TASK:
Every entry must be copied word for word.

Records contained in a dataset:
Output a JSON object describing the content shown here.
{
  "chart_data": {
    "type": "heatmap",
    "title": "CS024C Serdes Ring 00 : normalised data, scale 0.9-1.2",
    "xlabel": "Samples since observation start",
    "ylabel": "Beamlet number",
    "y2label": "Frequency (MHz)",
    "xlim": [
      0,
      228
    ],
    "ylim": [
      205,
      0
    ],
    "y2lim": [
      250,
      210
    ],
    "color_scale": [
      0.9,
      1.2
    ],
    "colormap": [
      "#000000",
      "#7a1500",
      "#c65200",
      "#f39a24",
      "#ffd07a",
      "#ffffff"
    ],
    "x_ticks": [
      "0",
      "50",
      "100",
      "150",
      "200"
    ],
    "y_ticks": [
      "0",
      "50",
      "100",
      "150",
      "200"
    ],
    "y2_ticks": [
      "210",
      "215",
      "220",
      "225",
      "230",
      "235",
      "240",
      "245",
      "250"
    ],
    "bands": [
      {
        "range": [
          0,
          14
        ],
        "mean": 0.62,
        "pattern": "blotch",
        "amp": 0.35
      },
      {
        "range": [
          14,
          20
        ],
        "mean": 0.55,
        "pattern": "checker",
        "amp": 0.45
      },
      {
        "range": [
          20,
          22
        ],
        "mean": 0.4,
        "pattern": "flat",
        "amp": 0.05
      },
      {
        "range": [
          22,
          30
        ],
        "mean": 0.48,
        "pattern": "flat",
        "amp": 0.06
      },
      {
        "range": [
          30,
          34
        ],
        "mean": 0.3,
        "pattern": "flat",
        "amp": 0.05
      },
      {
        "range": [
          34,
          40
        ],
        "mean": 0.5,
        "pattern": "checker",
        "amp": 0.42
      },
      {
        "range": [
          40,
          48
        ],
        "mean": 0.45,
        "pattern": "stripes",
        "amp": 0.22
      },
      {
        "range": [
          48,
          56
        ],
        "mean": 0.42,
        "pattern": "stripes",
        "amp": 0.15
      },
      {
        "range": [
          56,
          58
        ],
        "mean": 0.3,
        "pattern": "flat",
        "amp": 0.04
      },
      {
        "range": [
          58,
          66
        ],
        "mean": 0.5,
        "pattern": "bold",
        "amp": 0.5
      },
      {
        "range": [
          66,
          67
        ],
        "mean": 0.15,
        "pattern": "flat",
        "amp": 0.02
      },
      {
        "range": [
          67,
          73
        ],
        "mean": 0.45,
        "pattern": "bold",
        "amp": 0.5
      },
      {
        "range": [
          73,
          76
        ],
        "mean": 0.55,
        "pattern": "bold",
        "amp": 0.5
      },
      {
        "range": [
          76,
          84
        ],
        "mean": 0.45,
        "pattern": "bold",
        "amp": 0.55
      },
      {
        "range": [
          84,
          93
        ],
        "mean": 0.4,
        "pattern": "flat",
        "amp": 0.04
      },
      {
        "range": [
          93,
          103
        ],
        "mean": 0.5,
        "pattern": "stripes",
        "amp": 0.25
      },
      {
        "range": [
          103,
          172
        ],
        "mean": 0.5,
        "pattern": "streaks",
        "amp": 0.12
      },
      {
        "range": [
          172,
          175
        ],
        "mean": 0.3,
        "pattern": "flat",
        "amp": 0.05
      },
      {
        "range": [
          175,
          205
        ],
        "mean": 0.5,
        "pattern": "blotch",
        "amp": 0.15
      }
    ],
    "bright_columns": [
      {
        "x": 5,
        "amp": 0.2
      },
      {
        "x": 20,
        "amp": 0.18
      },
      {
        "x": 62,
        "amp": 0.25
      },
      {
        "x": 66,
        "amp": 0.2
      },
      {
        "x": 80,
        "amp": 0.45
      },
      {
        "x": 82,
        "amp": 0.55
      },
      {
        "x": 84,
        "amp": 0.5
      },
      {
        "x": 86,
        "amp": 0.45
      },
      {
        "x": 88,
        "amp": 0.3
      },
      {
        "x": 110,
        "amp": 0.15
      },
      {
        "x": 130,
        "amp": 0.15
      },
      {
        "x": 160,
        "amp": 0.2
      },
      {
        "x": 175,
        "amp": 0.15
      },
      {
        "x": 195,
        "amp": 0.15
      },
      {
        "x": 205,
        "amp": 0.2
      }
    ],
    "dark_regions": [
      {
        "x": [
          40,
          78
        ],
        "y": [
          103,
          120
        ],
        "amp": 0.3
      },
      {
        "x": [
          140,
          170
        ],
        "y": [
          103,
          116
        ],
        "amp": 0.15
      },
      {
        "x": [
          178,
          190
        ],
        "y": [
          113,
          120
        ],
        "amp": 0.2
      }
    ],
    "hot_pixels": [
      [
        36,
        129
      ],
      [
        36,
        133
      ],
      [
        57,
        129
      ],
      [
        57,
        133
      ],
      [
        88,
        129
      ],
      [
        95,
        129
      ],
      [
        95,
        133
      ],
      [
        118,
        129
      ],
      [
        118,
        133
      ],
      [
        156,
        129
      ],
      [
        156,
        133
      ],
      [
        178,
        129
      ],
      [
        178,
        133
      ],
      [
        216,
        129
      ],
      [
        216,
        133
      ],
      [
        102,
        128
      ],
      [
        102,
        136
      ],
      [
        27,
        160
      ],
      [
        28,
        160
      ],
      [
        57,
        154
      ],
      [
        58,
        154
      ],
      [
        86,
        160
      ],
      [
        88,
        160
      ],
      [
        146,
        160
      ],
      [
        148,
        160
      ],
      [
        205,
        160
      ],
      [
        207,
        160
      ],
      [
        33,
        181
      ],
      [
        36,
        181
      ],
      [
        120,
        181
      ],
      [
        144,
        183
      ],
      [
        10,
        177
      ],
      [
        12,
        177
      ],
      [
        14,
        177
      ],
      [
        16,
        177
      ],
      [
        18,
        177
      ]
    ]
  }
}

WRITTEN SOLUTION:
Output a JSON object describing the content shown here.
{
  "chart_data": {
    "type": "heatmap",
    "title": "CS024C Serdes Ring 00 : normalised data, scale 0.9-1.2",
    "xlabel": "Samples since observation start",
    "ylabel": "Beamlet number",
    "y2label": "Frequency (MHz)",
    "xlim": [
      0,
      228
    ],
    "ylim": [
      205,
      0
    ],
    "y2lim": [
      250,
      210
    ],
    "color_scale": [
      0.9,
      1.2
    ],
    "colormap": [
      "#000000",
      "#7a1500",
      "#c65200",
      "#f39a24",
      "#ffd07a",
      "#ffffff"
    ],
    "x_ticks": [
      "0",
      "50",
      "100",
      "150",
      "200"
    ],
    "y_ticks": [
      "0",
      "50",
      "100",
      "150",
      "200"
    ],
    "y2_ticks": [
      "210",
      "215",
      "220",
      "225",
      "230",
      "235",
      "240",
      "245",
      "250"
    ],
    "bands": [
      {
        "range": [
          0,
          14
        ],
        "mean": 0.62,
        "pattern": "blotch",
        "amp": 0.35
      },
      {
        "range": [
          14,
          20
        ],
        "mean": 0.55,
        "pattern": "checker",
        "amp": 0.45
      },
      {
        "range": [
          20,
          22
        ],
        "mean": 0.4,
        "pattern": "flat",
        "amp": 0.05
      },
      {
        "range": [
          22,
          30
        ],
        "mean": 0.48,
        "pattern": "flat",
        "amp": 0.06
      },
      {
        "range": [
          30,
          34
        ],
        "mean": 0.3,
        "pattern": "flat",
        "amp": 0.05
      },
      {
        "range": [
          34,
          40
        ],
        "mean": 0.5,
        "pattern": "checker",
        "amp": 0.42
      },
      {
        "range": [
          40,
          48
        ],
        "mean": 0.45,
        "pattern": "stripes",
        "amp": 0.22
      },
      {
        "range": [
          48,
          56
        ],
        "mean": 0.42,
        "pattern": "stripes",
        "amp": 0.15
      },
      {
        "range": [
          56,
          58
        ],
        "mean": 0.3,
        "pattern": "flat",
        "amp": 0.04
      },
      {
        "range": [
          58,
          66
        ],
        "mean": 0.5,
        "pattern": "bold",
        "amp": 0.5
      },
      {
        "range": [
          66,
          67
        ],
        "mean": 0.15,
        "pattern": "flat",
        "amp": 0.02
      },
      {
        "range": [
          67,
          73
        ],
        "mean": 0.45,
        "pattern": "bold",
        "amp": 0.5
      },
      {
        "range": [
          73,
          76
        ],
        "mean": 0.55,
        "pattern": "bold",
        "amp": 0.5
      },
      {
        "range": [
          76,
          84
        ],
        "mean": 0.45,
        "pattern": "bold",
        "amp": 0.55
      },
      {
        "range": [
          84,
          93
        ],
        "mean": 0.4,
        "pattern": "flat",
        "amp": 0.04
      },
      {
        "range": [
          93,
          103
        ],
        "mean": 0.5,
        "pattern": "stripes",
        "amp": 0.25
      },
      {
        "range": [
          103,
          172
        ],
        "mean": 0.5,
        "pattern": "streaks",
        "amp": 0.12
      },
      {
        "range": [
          172,
          175
        ],
        "mean": 0.3,
        "pattern": "flat",
        "amp": 0.05
      },
      {
        "range": [
          175,
          205
        ],
        "mean": 0.5,
        "pattern": "blotch",
        "amp": 0.15
      }
    ],
    "bright_columns": [
      {
        "x": 5,
        "amp": 0.2
      },
      {
        "x": 20,
        "amp": 0.18
      },
      {
        "x": 62,
        "amp": 0.25
      },
      {
        "x": 66,
        "amp": 0.2
      },
      {
        "x": 80,
        "amp": 0.45
      },
      {
        "x": 82,
        "amp": 0.55
      },
      {
        "x": 84,
        "amp": 0.5
      },
      {
        "x": 86,
        "amp": 0.45
      },
      {
        "x": 88,
        "amp": 0.3
      },
      {
        "x": 110,
        "amp": 0.15
      },
      {
        "x": 130,
        "amp": 0.15
      },
      {
        "x": 160,
        "amp": 0.2
      },
      {
        "x": 175,
        "amp": 0.15
      },
      {
        "x": 195,
        "amp": 0.15
      },
      {
        "x": 205,
        "amp": 0.2
      }
    ],
    "dark_regions": [
      {
        "x": [
          40,
          78
        ],
        "y": [
          103,
          120
        ],
        "amp": 0.3
      },
      {
        "x": [
          140,
          170
        ],
        "y": [
          103,
          116
        ],
        "amp": 0.15
      },
      {
        "x": [
          178,
          190
        ],
        "y": [
          113,
          120
        ],
        "amp": 0.2
      }
    ],
    "hot_pixels": [
      [
        36,
        129
      ],
      [
        36,
        133
      ],
      [
        57,
        129
      ],
      [
        57,
        133
      ],
      [
        88,
        129
      ],
      [
        95,
        129
      ],
      [
        95,
        133
      ],
      [
        118,
        129
      ],
      [
        118,
        133
      ],
      [
        156,
        129
      ],
      [
        156,
        133
      ],
      [
        178,
        129
      ],
      [
        178,
        133
      ],
      [
        216,
        129
      ],
      [
        216,
        133
      ],
      [
        102,
        128
      ],
      [
        102,
        136
      ],
      [
        27,
        160
      ],
      [
        28,
        160
      ],
      [
        57,
        154
      ],
      [
        58,
        154
      ],
      [
        86,
        160
      ],
      [
        88,
        160
      ],
      [
        146,
        160
      ],
      [
        148,
        160
      ],
      [
        205,
        160
      ],
      [
        207,
        160
      ],
      [
        33,
        181
      ],
      [
        36,
        181
      ],
      [
        120,
        181
      ],
      [
        144,
        183
      ],
      [
        10,
        177
      ],
      [
        12,
        177
      ],
      [
        14,
        177
      ],
      [
        16,
        177
      ],
      [
        18,
        177
      ]
    ]
  }
}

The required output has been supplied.